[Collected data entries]
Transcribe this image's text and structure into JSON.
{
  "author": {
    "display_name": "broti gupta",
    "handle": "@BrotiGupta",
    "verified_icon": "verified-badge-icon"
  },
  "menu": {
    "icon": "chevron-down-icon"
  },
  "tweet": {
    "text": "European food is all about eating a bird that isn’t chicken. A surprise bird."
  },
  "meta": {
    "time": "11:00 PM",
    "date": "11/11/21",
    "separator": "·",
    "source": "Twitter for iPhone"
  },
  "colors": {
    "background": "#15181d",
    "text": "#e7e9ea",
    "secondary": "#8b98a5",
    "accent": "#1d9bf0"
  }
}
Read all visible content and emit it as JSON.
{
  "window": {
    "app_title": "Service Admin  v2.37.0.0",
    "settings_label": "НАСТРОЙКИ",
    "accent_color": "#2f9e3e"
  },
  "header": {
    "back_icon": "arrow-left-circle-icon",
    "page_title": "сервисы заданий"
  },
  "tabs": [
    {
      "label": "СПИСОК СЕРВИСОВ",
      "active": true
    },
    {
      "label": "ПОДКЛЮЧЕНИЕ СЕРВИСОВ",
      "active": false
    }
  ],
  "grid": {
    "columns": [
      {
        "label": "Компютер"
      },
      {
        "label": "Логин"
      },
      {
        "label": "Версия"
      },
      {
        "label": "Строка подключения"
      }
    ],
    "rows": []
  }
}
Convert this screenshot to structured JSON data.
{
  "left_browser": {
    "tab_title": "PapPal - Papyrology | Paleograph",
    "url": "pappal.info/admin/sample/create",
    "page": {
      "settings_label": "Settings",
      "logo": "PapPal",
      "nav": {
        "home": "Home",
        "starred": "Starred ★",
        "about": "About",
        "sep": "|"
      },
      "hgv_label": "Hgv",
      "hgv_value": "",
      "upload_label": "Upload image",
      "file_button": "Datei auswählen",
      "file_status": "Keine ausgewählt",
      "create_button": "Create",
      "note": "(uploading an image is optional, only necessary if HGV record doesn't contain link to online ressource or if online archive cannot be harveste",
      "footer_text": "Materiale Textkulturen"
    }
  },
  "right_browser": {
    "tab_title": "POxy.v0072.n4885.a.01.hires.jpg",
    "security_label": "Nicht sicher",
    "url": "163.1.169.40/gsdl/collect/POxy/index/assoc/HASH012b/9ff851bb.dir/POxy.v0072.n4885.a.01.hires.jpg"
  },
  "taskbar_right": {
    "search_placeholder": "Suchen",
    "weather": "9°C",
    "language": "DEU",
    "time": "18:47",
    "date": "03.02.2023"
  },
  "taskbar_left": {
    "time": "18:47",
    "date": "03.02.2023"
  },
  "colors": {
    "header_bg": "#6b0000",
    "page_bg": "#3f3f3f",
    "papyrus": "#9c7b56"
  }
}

Task to carry out: Look through the records and gather every line containing "image".

Answer in full:
Transcribe this image's text and structure into JSON.
      "upload_label": "Upload image",
      "note": "(uploading an image is optional, only necessary if HGV record doesn't contain link to online ressource or if online archive cannot be harveste",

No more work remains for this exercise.